- _PROMPT_
Locate and copy each line in the data that contains the word "LEFT".

○ ○ ○

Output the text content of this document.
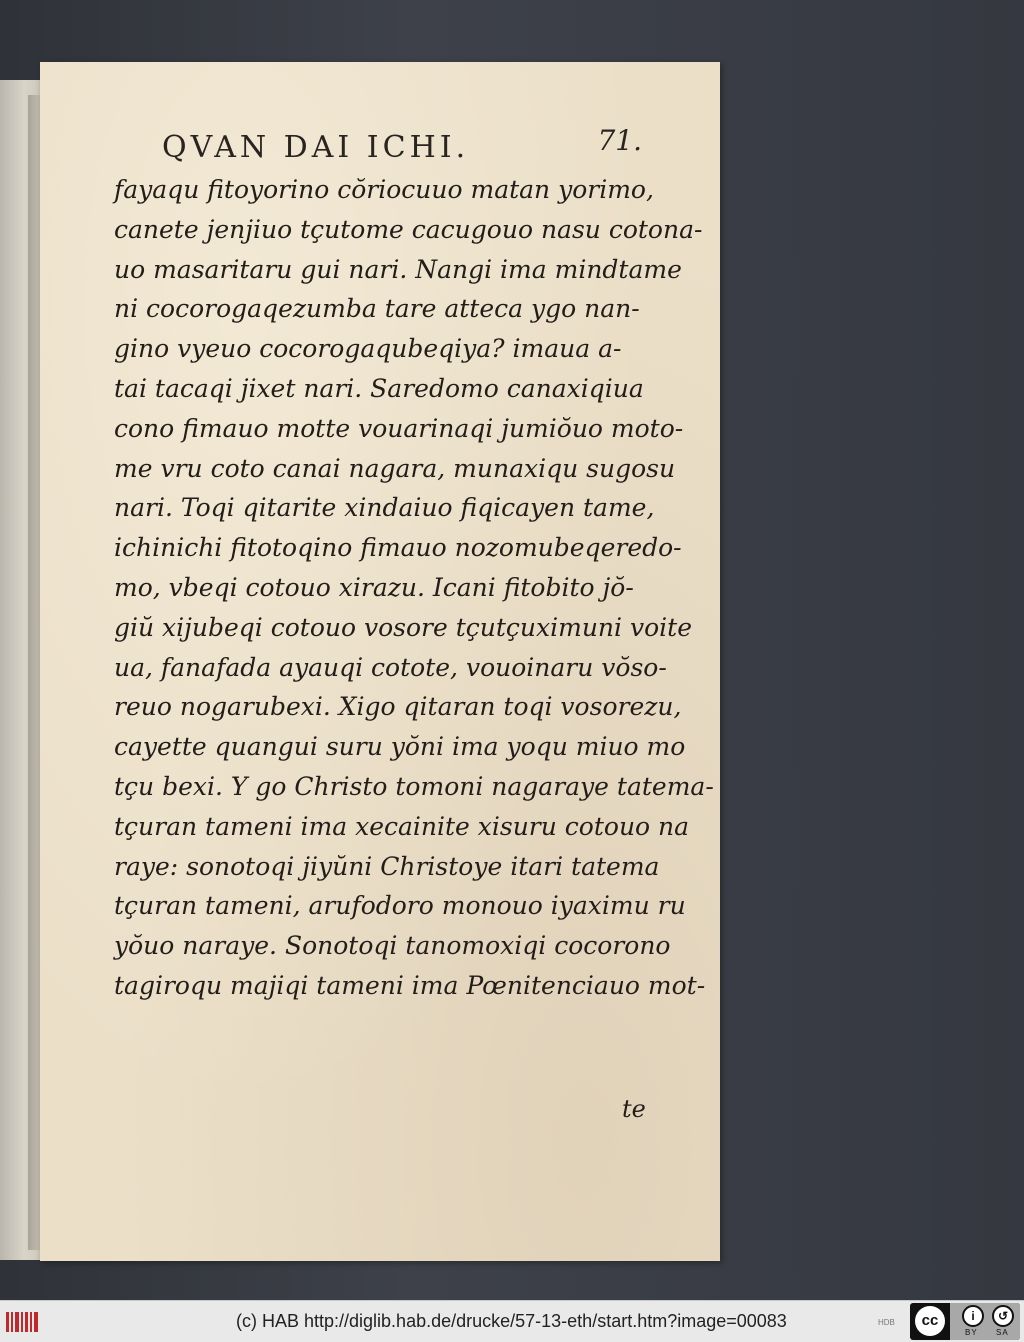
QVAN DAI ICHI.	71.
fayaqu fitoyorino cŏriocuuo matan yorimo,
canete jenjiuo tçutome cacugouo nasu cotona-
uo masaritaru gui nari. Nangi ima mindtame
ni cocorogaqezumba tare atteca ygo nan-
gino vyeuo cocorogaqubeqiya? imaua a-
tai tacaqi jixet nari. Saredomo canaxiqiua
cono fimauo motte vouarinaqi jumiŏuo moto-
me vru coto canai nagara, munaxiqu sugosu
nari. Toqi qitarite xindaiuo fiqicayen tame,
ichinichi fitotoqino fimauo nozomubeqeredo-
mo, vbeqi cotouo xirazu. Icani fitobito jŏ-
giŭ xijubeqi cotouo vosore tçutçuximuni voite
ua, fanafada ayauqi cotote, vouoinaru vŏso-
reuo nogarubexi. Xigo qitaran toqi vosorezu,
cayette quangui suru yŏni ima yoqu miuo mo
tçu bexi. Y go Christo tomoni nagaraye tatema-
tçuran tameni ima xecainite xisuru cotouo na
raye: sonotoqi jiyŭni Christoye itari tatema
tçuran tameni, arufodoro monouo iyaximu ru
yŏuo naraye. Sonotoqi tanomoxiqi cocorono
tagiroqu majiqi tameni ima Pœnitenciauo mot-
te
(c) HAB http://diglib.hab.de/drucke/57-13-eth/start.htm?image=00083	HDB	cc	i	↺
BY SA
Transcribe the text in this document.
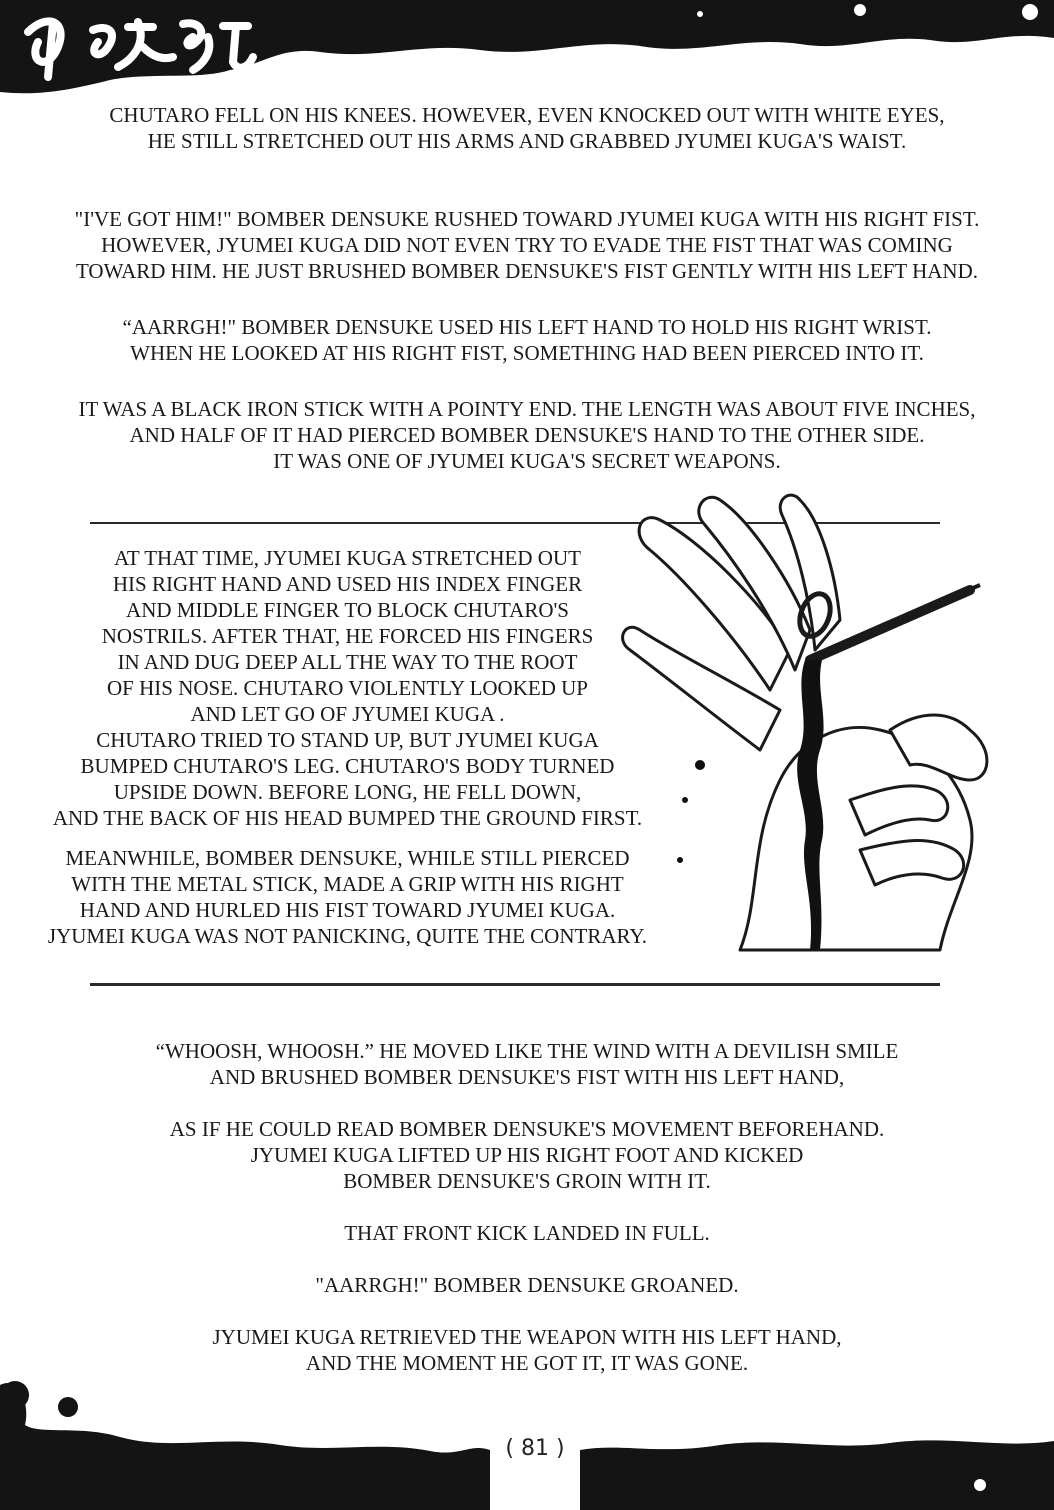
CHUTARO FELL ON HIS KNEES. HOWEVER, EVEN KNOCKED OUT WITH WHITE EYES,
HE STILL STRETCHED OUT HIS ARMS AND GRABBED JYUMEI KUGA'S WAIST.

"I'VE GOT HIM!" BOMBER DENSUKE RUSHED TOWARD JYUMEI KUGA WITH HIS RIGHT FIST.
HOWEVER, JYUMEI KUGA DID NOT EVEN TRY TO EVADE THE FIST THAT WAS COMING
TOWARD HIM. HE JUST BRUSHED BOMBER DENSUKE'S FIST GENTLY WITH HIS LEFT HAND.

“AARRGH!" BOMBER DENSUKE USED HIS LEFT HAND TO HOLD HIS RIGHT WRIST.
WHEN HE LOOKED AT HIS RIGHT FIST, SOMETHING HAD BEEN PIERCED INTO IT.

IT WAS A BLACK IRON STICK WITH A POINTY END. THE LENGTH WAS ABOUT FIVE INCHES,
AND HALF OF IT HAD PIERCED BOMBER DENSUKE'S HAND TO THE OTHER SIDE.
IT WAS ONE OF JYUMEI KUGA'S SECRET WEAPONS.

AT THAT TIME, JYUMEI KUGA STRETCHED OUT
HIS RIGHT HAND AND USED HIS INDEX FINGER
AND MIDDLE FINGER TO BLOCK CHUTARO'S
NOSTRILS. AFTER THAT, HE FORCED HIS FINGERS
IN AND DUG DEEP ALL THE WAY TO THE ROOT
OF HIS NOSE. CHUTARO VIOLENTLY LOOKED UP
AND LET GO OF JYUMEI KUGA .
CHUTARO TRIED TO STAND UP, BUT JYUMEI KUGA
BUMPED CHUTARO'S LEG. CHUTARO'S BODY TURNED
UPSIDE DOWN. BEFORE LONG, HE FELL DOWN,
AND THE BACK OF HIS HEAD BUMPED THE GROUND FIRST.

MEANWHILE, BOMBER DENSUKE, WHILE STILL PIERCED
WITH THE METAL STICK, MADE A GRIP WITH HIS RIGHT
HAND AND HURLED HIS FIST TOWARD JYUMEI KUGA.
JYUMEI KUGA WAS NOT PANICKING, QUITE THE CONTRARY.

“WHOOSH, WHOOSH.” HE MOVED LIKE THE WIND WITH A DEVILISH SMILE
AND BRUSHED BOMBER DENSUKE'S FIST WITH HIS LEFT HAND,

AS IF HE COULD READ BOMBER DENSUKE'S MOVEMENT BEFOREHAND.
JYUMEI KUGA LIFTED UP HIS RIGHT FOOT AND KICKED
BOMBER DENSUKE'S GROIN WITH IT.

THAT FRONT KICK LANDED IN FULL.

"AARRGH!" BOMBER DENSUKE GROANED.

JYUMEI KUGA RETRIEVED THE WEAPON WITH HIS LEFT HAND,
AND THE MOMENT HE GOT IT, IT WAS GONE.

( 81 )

○ ○ ○

- _RESULT OF THE EXERCISE_
TOWARD HIM. HE JUST BRUSHED BOMBER DENSUKE'S FIST GENTLY WITH HIS LEFT HAND.
“AARRGH!" BOMBER DENSUKE USED HIS LEFT HAND TO HOLD HIS RIGHT WRIST.
AND BRUSHED BOMBER DENSUKE'S FIST WITH HIS LEFT HAND,
JYUMEI KUGA RETRIEVED THE WEAPON WITH HIS LEFT HAND,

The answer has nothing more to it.